◆ REQUIRED TASK: Pictures aside, repeat every entry exactly.

Start RECORDS SHOWN

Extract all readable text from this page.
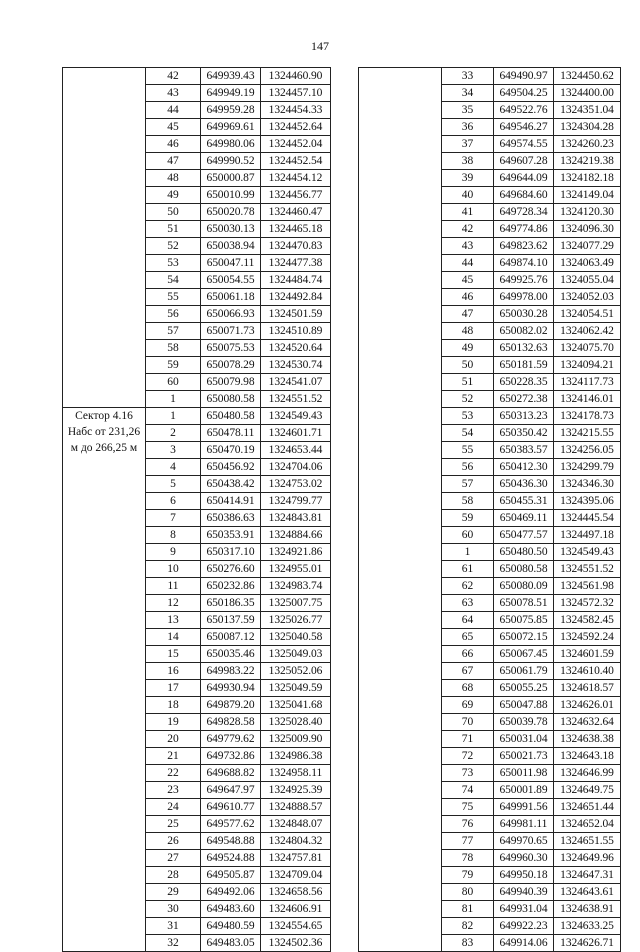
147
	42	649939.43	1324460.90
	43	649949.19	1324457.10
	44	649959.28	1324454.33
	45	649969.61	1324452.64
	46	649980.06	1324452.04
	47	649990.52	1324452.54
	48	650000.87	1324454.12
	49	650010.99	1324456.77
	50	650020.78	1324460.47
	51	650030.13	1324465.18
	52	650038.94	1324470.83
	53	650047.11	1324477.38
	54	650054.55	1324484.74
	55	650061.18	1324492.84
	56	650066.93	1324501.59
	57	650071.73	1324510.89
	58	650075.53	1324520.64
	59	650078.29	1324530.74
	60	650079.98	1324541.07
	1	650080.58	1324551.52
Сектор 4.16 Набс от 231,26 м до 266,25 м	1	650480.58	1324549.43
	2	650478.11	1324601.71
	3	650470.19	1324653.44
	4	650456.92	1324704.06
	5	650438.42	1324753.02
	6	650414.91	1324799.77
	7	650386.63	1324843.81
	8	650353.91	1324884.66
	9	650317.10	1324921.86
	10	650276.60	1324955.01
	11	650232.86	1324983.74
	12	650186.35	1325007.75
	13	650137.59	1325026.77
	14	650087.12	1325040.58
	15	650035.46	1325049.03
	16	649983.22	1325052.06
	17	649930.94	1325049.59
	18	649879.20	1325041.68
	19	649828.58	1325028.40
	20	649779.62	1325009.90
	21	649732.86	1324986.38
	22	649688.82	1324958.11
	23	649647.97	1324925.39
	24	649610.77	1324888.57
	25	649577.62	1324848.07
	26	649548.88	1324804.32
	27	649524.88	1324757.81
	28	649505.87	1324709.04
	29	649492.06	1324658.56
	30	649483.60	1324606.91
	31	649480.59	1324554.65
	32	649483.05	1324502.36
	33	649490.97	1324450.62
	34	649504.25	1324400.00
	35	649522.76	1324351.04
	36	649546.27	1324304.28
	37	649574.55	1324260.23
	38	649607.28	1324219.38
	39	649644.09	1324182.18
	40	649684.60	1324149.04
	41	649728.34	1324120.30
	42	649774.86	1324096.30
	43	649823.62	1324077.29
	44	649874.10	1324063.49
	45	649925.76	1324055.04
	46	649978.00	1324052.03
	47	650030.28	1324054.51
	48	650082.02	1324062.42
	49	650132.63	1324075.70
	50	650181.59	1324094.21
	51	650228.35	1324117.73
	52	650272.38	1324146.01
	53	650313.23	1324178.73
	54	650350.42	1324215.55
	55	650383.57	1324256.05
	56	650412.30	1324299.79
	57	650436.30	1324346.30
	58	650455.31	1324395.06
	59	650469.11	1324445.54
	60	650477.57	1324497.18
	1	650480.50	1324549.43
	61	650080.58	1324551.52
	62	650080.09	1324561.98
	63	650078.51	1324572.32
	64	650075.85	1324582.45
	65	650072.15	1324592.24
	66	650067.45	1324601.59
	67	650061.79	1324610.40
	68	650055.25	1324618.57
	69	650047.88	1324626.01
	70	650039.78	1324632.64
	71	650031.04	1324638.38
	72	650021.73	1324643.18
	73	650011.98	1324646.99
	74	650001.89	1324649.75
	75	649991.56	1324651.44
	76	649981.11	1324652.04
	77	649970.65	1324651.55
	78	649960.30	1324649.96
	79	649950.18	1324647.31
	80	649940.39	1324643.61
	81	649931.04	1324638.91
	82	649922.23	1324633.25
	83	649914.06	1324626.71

End RECORDS SHOWN

◆ FULL OUTPUT:
Extract all readable text from this page.
147
	42	649939.43	1324460.90
	43	649949.19	1324457.10
	44	649959.28	1324454.33
	45	649969.61	1324452.64
	46	649980.06	1324452.04
	47	649990.52	1324452.54
	48	650000.87	1324454.12
	49	650010.99	1324456.77
	50	650020.78	1324460.47
	51	650030.13	1324465.18
	52	650038.94	1324470.83
	53	650047.11	1324477.38
	54	650054.55	1324484.74
	55	650061.18	1324492.84
	56	650066.93	1324501.59
	57	650071.73	1324510.89
	58	650075.53	1324520.64
	59	650078.29	1324530.74
	60	650079.98	1324541.07
	1	650080.58	1324551.52
Сектор 4.16 Набс от 231,26 м до 266,25 м	1	650480.58	1324549.43
	2	650478.11	1324601.71
	3	650470.19	1324653.44
	4	650456.92	1324704.06
	5	650438.42	1324753.02
	6	650414.91	1324799.77
	7	650386.63	1324843.81
	8	650353.91	1324884.66
	9	650317.10	1324921.86
	10	650276.60	1324955.01
	11	650232.86	1324983.74
	12	650186.35	1325007.75
	13	650137.59	1325026.77
	14	650087.12	1325040.58
	15	650035.46	1325049.03
	16	649983.22	1325052.06
	17	649930.94	1325049.59
	18	649879.20	1325041.68
	19	649828.58	1325028.40
	20	649779.62	1325009.90
	21	649732.86	1324986.38
	22	649688.82	1324958.11
	23	649647.97	1324925.39
	24	649610.77	1324888.57
	25	649577.62	1324848.07
	26	649548.88	1324804.32
	27	649524.88	1324757.81
	28	649505.87	1324709.04
	29	649492.06	1324658.56
	30	649483.60	1324606.91
	31	649480.59	1324554.65
	32	649483.05	1324502.36
	33	649490.97	1324450.62
	34	649504.25	1324400.00
	35	649522.76	1324351.04
	36	649546.27	1324304.28
	37	649574.55	1324260.23
	38	649607.28	1324219.38
	39	649644.09	1324182.18
	40	649684.60	1324149.04
	41	649728.34	1324120.30
	42	649774.86	1324096.30
	43	649823.62	1324077.29
	44	649874.10	1324063.49
	45	649925.76	1324055.04
	46	649978.00	1324052.03
	47	650030.28	1324054.51
	48	650082.02	1324062.42
	49	650132.63	1324075.70
	50	650181.59	1324094.21
	51	650228.35	1324117.73
	52	650272.38	1324146.01
	53	650313.23	1324178.73
	54	650350.42	1324215.55
	55	650383.57	1324256.05
	56	650412.30	1324299.79
	57	650436.30	1324346.30
	58	650455.31	1324395.06
	59	650469.11	1324445.54
	60	650477.57	1324497.18
	1	650480.50	1324549.43
	61	650080.58	1324551.52
	62	650080.09	1324561.98
	63	650078.51	1324572.32
	64	650075.85	1324582.45
	65	650072.15	1324592.24
	66	650067.45	1324601.59
	67	650061.79	1324610.40
	68	650055.25	1324618.57
	69	650047.88	1324626.01
	70	650039.78	1324632.64
	71	650031.04	1324638.38
	72	650021.73	1324643.18
	73	650011.98	1324646.99
	74	650001.89	1324649.75
	75	649991.56	1324651.44
	76	649981.11	1324652.04
	77	649970.65	1324651.55
	78	649960.30	1324649.96
	79	649950.18	1324647.31
	80	649940.39	1324643.61
	81	649931.04	1324638.91
	82	649922.23	1324633.25
	83	649914.06	1324626.71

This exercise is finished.